- **PROBLEM TO WORK ON**:
Locate the lines that hold the string "hipotecarias". Copy every such line.

(begin)

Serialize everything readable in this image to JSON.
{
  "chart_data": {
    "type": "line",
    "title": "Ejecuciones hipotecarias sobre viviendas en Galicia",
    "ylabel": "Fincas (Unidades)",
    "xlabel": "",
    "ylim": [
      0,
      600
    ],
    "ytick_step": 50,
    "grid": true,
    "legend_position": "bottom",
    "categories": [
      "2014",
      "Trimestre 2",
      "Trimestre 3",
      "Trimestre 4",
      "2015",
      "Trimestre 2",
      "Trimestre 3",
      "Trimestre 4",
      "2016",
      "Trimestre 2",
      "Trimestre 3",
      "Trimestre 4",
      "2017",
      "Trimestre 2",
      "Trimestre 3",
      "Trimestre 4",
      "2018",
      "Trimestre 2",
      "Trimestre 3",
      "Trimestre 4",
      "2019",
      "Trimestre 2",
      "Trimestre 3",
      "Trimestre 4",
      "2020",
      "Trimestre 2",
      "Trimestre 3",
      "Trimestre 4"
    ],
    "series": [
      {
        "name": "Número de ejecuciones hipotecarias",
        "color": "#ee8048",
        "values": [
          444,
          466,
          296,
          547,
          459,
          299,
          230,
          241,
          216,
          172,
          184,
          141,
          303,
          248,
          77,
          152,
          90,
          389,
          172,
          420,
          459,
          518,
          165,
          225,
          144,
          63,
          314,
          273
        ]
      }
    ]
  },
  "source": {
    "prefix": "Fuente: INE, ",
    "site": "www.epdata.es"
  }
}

(end)

- **FINISHED ANSWER**:
    "title": "Ejecuciones hipotecarias sobre viviendas en Galicia",
        "name": "Número de ejecuciones hipotecarias",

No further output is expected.